Task to carry out:
An exact copy of the records is required, minus the pictures they hold.

Extracts from a graphics dataset:
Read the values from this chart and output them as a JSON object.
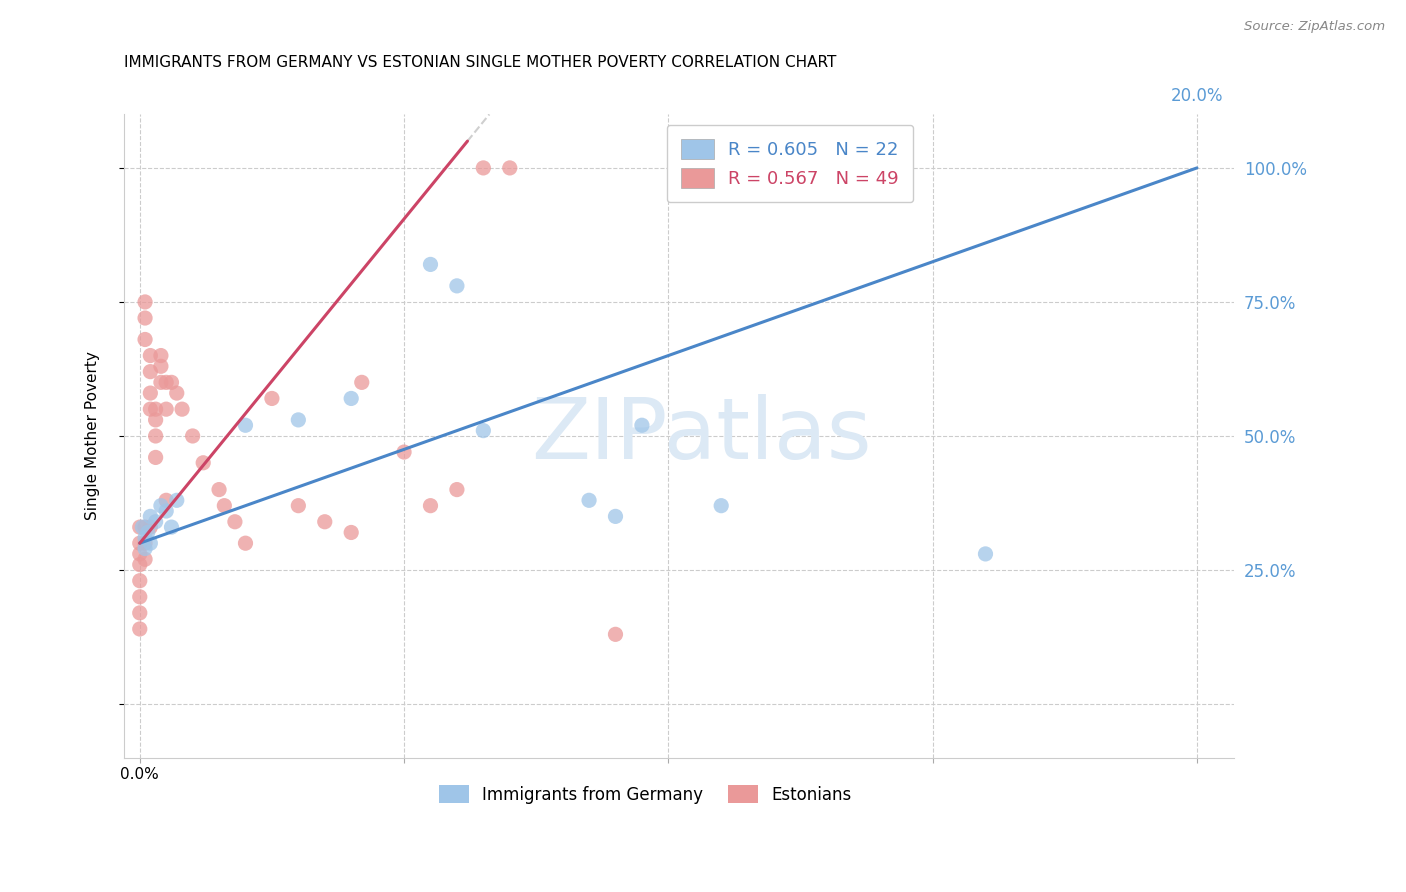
{
  "title": "IMMIGRANTS FROM GERMANY VS ESTONIAN SINGLE MOTHER POVERTY CORRELATION CHART",
  "source": "Source: ZipAtlas.com",
  "ylabel": "Single Mother Poverty",
  "blue_R": 0.605,
  "blue_N": 22,
  "pink_R": 0.567,
  "pink_N": 49,
  "blue_color": "#9fc5e8",
  "pink_color": "#ea9999",
  "blue_line_color": "#4a86c8",
  "pink_line_color": "#cc4466",
  "right_tick_color": "#5b9bd5",
  "watermark_color": "#dce9f5",
  "blue_x": [
    0.0005,
    0.001,
    0.001,
    0.0015,
    0.002,
    0.002,
    0.003,
    0.004,
    0.005,
    0.006,
    0.007,
    0.02,
    0.03,
    0.04,
    0.055,
    0.06,
    0.065,
    0.085,
    0.09,
    0.095,
    0.11,
    0.16
  ],
  "blue_y": [
    0.33,
    0.31,
    0.29,
    0.32,
    0.35,
    0.3,
    0.34,
    0.37,
    0.36,
    0.33,
    0.38,
    0.52,
    0.53,
    0.57,
    0.82,
    0.78,
    0.51,
    0.38,
    0.35,
    0.52,
    0.37,
    0.28
  ],
  "pink_x": [
    0.0,
    0.0,
    0.0,
    0.0,
    0.0,
    0.0,
    0.0,
    0.0,
    0.001,
    0.001,
    0.001,
    0.001,
    0.001,
    0.001,
    0.002,
    0.002,
    0.002,
    0.002,
    0.002,
    0.003,
    0.003,
    0.003,
    0.003,
    0.004,
    0.004,
    0.004,
    0.005,
    0.005,
    0.005,
    0.006,
    0.007,
    0.008,
    0.01,
    0.012,
    0.015,
    0.016,
    0.018,
    0.02,
    0.025,
    0.03,
    0.035,
    0.04,
    0.042,
    0.05,
    0.055,
    0.06,
    0.065,
    0.07,
    0.09
  ],
  "pink_y": [
    0.33,
    0.3,
    0.28,
    0.26,
    0.23,
    0.2,
    0.17,
    0.14,
    0.33,
    0.3,
    0.27,
    0.68,
    0.72,
    0.75,
    0.33,
    0.55,
    0.58,
    0.62,
    0.65,
    0.46,
    0.5,
    0.53,
    0.55,
    0.6,
    0.63,
    0.65,
    0.38,
    0.55,
    0.6,
    0.6,
    0.58,
    0.55,
    0.5,
    0.45,
    0.4,
    0.37,
    0.34,
    0.3,
    0.57,
    0.37,
    0.34,
    0.32,
    0.6,
    0.47,
    0.37,
    0.4,
    1.0,
    1.0,
    0.13
  ],
  "xlim": [
    -0.003,
    0.207
  ],
  "ylim": [
    -0.1,
    1.1
  ],
  "yticks": [
    0.0,
    0.25,
    0.5,
    0.75,
    1.0
  ],
  "xticks": [
    0.0,
    0.05,
    0.1,
    0.15,
    0.2
  ],
  "blue_line_x": [
    0.0,
    0.2
  ],
  "blue_line_y": [
    0.3,
    1.0
  ],
  "pink_line_x": [
    0.0,
    0.062
  ],
  "pink_line_y": [
    0.3,
    1.05
  ]
}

Completed exercise:
Read the values from this chart and output them as a JSON object.
{
  "title": "IMMIGRANTS FROM GERMANY VS ESTONIAN SINGLE MOTHER POVERTY CORRELATION CHART",
  "source": "Source: ZipAtlas.com",
  "ylabel": "Single Mother Poverty",
  "blue_R": 0.605,
  "blue_N": 22,
  "pink_R": 0.567,
  "pink_N": 49,
  "blue_color": "#9fc5e8",
  "pink_color": "#ea9999",
  "blue_line_color": "#4a86c8",
  "pink_line_color": "#cc4466",
  "right_tick_color": "#5b9bd5",
  "watermark_color": "#dce9f5",
  "blue_x": [
    0.0005,
    0.001,
    0.001,
    0.0015,
    0.002,
    0.002,
    0.003,
    0.004,
    0.005,
    0.006,
    0.007,
    0.02,
    0.03,
    0.04,
    0.055,
    0.06,
    0.065,
    0.085,
    0.09,
    0.095,
    0.11,
    0.16
  ],
  "blue_y": [
    0.33,
    0.31,
    0.29,
    0.32,
    0.35,
    0.3,
    0.34,
    0.37,
    0.36,
    0.33,
    0.38,
    0.52,
    0.53,
    0.57,
    0.82,
    0.78,
    0.51,
    0.38,
    0.35,
    0.52,
    0.37,
    0.28
  ],
  "pink_x": [
    0.0,
    0.0,
    0.0,
    0.0,
    0.0,
    0.0,
    0.0,
    0.0,
    0.001,
    0.001,
    0.001,
    0.001,
    0.001,
    0.001,
    0.002,
    0.002,
    0.002,
    0.002,
    0.002,
    0.003,
    0.003,
    0.003,
    0.003,
    0.004,
    0.004,
    0.004,
    0.005,
    0.005,
    0.005,
    0.006,
    0.007,
    0.008,
    0.01,
    0.012,
    0.015,
    0.016,
    0.018,
    0.02,
    0.025,
    0.03,
    0.035,
    0.04,
    0.042,
    0.05,
    0.055,
    0.06,
    0.065,
    0.07,
    0.09
  ],
  "pink_y": [
    0.33,
    0.3,
    0.28,
    0.26,
    0.23,
    0.2,
    0.17,
    0.14,
    0.33,
    0.3,
    0.27,
    0.68,
    0.72,
    0.75,
    0.33,
    0.55,
    0.58,
    0.62,
    0.65,
    0.46,
    0.5,
    0.53,
    0.55,
    0.6,
    0.63,
    0.65,
    0.38,
    0.55,
    0.6,
    0.6,
    0.58,
    0.55,
    0.5,
    0.45,
    0.4,
    0.37,
    0.34,
    0.3,
    0.57,
    0.37,
    0.34,
    0.32,
    0.6,
    0.47,
    0.37,
    0.4,
    1.0,
    1.0,
    0.13
  ],
  "xlim": [
    -0.003,
    0.207
  ],
  "ylim": [
    -0.1,
    1.1
  ],
  "yticks": [
    0.0,
    0.25,
    0.5,
    0.75,
    1.0
  ],
  "xticks": [
    0.0,
    0.05,
    0.1,
    0.15,
    0.2
  ],
  "blue_line_x": [
    0.0,
    0.2
  ],
  "blue_line_y": [
    0.3,
    1.0
  ],
  "pink_line_x": [
    0.0,
    0.062
  ],
  "pink_line_y": [
    0.3,
    1.05
  ]
}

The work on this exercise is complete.